# The request:
Turn the rows below into a numbered list, omitting any blank lines.

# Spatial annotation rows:
^^^^^^^^^^^^^^^^

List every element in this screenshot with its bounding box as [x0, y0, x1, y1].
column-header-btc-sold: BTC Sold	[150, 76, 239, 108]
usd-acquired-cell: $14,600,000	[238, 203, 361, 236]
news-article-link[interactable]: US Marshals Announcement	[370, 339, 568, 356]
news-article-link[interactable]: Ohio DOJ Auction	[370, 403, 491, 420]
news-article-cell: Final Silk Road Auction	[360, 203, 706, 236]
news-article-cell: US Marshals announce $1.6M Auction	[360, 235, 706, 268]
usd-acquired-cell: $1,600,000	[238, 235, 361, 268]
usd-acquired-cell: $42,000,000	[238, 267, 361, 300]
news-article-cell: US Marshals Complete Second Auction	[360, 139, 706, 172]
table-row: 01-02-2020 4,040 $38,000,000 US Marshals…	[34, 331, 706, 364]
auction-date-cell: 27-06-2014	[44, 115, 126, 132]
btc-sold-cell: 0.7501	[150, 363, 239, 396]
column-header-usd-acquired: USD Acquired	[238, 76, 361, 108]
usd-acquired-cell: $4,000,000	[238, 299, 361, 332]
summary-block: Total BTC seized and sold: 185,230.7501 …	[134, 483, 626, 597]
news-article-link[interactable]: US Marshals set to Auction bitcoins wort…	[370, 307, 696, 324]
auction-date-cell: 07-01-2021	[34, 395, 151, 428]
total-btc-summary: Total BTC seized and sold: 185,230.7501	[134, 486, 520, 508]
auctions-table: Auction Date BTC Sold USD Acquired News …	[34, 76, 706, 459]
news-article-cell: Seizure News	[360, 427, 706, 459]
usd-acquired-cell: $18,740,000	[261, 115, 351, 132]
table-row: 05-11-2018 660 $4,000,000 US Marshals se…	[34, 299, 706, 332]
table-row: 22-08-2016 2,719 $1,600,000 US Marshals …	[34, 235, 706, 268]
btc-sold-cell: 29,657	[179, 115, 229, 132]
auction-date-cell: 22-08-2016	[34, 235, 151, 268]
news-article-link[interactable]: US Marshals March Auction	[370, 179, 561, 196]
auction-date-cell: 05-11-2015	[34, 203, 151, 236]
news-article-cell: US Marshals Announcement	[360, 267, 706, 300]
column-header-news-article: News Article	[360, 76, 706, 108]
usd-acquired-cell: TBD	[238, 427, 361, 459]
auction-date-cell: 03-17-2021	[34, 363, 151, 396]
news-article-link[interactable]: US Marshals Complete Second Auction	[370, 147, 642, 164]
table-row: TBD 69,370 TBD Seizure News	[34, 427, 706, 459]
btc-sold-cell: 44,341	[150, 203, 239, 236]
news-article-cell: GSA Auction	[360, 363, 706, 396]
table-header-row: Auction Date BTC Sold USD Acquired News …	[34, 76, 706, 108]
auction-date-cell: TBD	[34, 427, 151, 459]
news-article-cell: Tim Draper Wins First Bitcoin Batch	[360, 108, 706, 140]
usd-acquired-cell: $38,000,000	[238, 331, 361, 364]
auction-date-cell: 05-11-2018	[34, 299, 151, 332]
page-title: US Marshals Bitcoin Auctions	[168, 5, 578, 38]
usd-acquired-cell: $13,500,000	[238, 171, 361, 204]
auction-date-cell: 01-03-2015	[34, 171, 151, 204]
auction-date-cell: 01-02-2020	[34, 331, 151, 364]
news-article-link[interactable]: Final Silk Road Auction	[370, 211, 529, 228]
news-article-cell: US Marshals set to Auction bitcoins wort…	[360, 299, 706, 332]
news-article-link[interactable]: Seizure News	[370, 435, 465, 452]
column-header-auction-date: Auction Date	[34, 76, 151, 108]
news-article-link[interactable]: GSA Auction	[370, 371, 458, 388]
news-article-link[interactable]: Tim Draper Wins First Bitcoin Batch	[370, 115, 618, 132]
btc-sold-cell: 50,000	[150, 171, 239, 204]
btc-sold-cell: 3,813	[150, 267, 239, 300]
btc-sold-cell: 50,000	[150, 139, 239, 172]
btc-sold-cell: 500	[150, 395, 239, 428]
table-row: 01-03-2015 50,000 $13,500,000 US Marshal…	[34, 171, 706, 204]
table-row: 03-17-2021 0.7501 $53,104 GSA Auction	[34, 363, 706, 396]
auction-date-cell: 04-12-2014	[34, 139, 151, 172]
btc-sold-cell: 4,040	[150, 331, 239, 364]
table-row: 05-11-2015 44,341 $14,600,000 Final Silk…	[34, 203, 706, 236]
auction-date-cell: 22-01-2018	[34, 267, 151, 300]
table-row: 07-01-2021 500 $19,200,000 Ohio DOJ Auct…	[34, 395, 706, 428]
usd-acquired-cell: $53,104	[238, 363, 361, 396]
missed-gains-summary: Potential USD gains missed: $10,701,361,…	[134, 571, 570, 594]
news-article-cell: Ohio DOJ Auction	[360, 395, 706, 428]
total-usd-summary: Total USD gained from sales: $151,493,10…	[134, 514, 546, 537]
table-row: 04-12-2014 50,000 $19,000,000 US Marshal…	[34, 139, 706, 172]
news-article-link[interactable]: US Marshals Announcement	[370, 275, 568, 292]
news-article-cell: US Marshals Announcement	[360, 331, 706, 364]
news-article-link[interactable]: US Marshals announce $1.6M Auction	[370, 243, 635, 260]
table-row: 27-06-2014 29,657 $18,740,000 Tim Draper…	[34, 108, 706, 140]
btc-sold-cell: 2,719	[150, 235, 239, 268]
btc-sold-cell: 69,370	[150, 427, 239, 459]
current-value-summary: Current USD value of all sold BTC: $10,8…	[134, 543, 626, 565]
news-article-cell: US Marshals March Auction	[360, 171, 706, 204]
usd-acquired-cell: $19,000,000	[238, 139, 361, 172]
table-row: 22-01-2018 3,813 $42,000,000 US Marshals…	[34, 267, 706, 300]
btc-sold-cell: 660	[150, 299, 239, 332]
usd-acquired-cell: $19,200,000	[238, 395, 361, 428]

^^^^^^^^^^^^^^^^

# Result of this task:
1. List every element in this screenshot with its bounding box as [x0, y0, x1, y1].
2. column-header-btc-sold: BTC Sold	[150, 76, 239, 108]
3. usd-acquired-cell: $14,600,000	[238, 203, 361, 236]
4. news-article-link[interactable]: US Marshals Announcement	[370, 339, 568, 356]
5. news-article-link[interactable]: Ohio DOJ Auction	[370, 403, 491, 420]
6. news-article-cell: Final Silk Road Auction	[360, 203, 706, 236]
7. news-article-cell: US Marshals announce $1.6M Auction	[360, 235, 706, 268]
8. usd-acquired-cell: $1,600,000	[238, 235, 361, 268]
9. usd-acquired-cell: $42,000,000	[238, 267, 361, 300]
10. news-article-cell: US Marshals Complete Second Auction	[360, 139, 706, 172]
11. table-row: 01-02-2020 4,040 $38,000,000 US Marshals…	[34, 331, 706, 364]
12. auction-date-cell: 27-06-2014	[44, 115, 126, 132]
13. btc-sold-cell: 0.7501	[150, 363, 239, 396]
14. column-header-usd-acquired: USD Acquired	[238, 76, 361, 108]
15. usd-acquired-cell: $4,000,000	[238, 299, 361, 332]
16. summary-block: Total BTC seized and sold: 185,230.7501 …	[134, 483, 626, 597]
17. news-article-link[interactable]: US Marshals set to Auction bitcoins wort…	[370, 307, 696, 324]
18. auction-date-cell: 07-01-2021	[34, 395, 151, 428]
19. total-btc-summary: Total BTC seized and sold: 185,230.7501	[134, 486, 520, 508]
20. auctions-table: Auction Date BTC Sold USD Acquired News …	[34, 76, 706, 459]
21. news-article-cell: Seizure News	[360, 427, 706, 459]
22. usd-acquired-cell: $18,740,000	[261, 115, 351, 132]
23. table-row: 05-11-2018 660 $4,000,000 US Marshals se…	[34, 299, 706, 332]
24. table-row: 22-08-2016 2,719 $1,600,000 US Marshals …	[34, 235, 706, 268]
25. btc-sold-cell: 29,657	[179, 115, 229, 132]
26. auction-date-cell: 22-08-2016	[34, 235, 151, 268]
27. news-article-link[interactable]: US Marshals March Auction	[370, 179, 561, 196]
28. auction-date-cell: 05-11-2015	[34, 203, 151, 236]
29. news-article-cell: US Marshals Announcement	[360, 267, 706, 300]
30. column-header-news-article: News Article	[360, 76, 706, 108]
31. usd-acquired-cell: TBD	[238, 427, 361, 459]
32. auction-date-cell: 03-17-2021	[34, 363, 151, 396]
33. news-article-link[interactable]: US Marshals Complete Second Auction	[370, 147, 642, 164]
34. table-row: TBD 69,370 TBD Seizure News	[34, 427, 706, 459]
35. btc-sold-cell: 44,341	[150, 203, 239, 236]
36. news-article-cell: GSA Auction	[360, 363, 706, 396]
37. table-header-row: Auction Date BTC Sold USD Acquired News …	[34, 76, 706, 108]
38. auction-date-cell: TBD	[34, 427, 151, 459]
39. news-article-cell: Tim Draper Wins First Bitcoin Batch	[360, 108, 706, 140]
40. usd-acquired-cell: $38,000,000	[238, 331, 361, 364]
41. auction-date-cell: 05-11-2018	[34, 299, 151, 332]
42. page-title: US Marshals Bitcoin Auctions	[168, 5, 578, 38]
43. usd-acquired-cell: $13,500,000	[238, 171, 361, 204]
44. auction-date-cell: 01-03-2015	[34, 171, 151, 204]
45. auction-date-cell: 01-02-2020	[34, 331, 151, 364]
46. news-article-link[interactable]: Final Silk Road Auction	[370, 211, 529, 228]
47. news-article-cell: US Marshals set to Auction bitcoins wort…	[360, 299, 706, 332]
48. news-article-link[interactable]: Seizure News	[370, 435, 465, 452]
49. column-header-auction-date: Auction Date	[34, 76, 151, 108]
50. news-article-link[interactable]: GSA Auction	[370, 371, 458, 388]
51. news-article-link[interactable]: Tim Draper Wins First Bitcoin Batch	[370, 115, 618, 132]
52. btc-sold-cell: 50,000	[150, 171, 239, 204]
53. btc-sold-cell: 3,813	[150, 267, 239, 300]
54. btc-sold-cell: 50,000	[150, 139, 239, 172]
55. btc-sold-cell: 500	[150, 395, 239, 428]
56. table-row: 01-03-2015 50,000 $13,500,000 US Marshal…	[34, 171, 706, 204]
57. table-row: 03-17-2021 0.7501 $53,104 GSA Auction	[34, 363, 706, 396]
58. auction-date-cell: 04-12-2014	[34, 139, 151, 172]
59. btc-sold-cell: 4,040	[150, 331, 239, 364]
60. table-row: 05-11-2015 44,341 $14,600,000 Final Silk…	[34, 203, 706, 236]
61. auction-date-cell: 22-01-2018	[34, 267, 151, 300]
62. table-row: 07-01-2021 500 $19,200,000 Ohio DOJ Auct…	[34, 395, 706, 428]
63. usd-acquired-cell: $53,104	[238, 363, 361, 396]
64. missed-gains-summary: Potential USD gains missed: $10,701,361,…	[134, 571, 570, 594]
65. news-article-cell: Ohio DOJ Auction	[360, 395, 706, 428]
66. total-usd-summary: Total USD gained from sales: $151,493,10…	[134, 514, 546, 537]
67. table-row: 04-12-2014 50,000 $19,000,000 US Marshal…	[34, 139, 706, 172]
68. news-article-link[interactable]: US Marshals Announcement	[370, 275, 568, 292]
69. news-article-cell: US Marshals Announcement	[360, 331, 706, 364]
70. news-article-link[interactable]: US Marshals announce $1.6M Auction	[370, 243, 635, 260]
71. table-row: 27-06-2014 29,657 $18,740,000 Tim Draper…	[34, 108, 706, 140]
72. btc-sold-cell: 2,719	[150, 235, 239, 268]
73. btc-sold-cell: 69,370	[150, 427, 239, 459]
74. current-value-summary: Current USD value of all sold BTC: $10,8…	[134, 543, 626, 565]
75. news-article-cell: US Marshals March Auction	[360, 171, 706, 204]
76. usd-acquired-cell: $19,000,000	[238, 139, 361, 172]
77. table-row: 22-01-2018 3,813 $42,000,000 US Marshals…	[34, 267, 706, 300]
78. btc-sold-cell: 660	[150, 299, 239, 332]
79. usd-acquired-cell: $19,200,000	[238, 395, 361, 428]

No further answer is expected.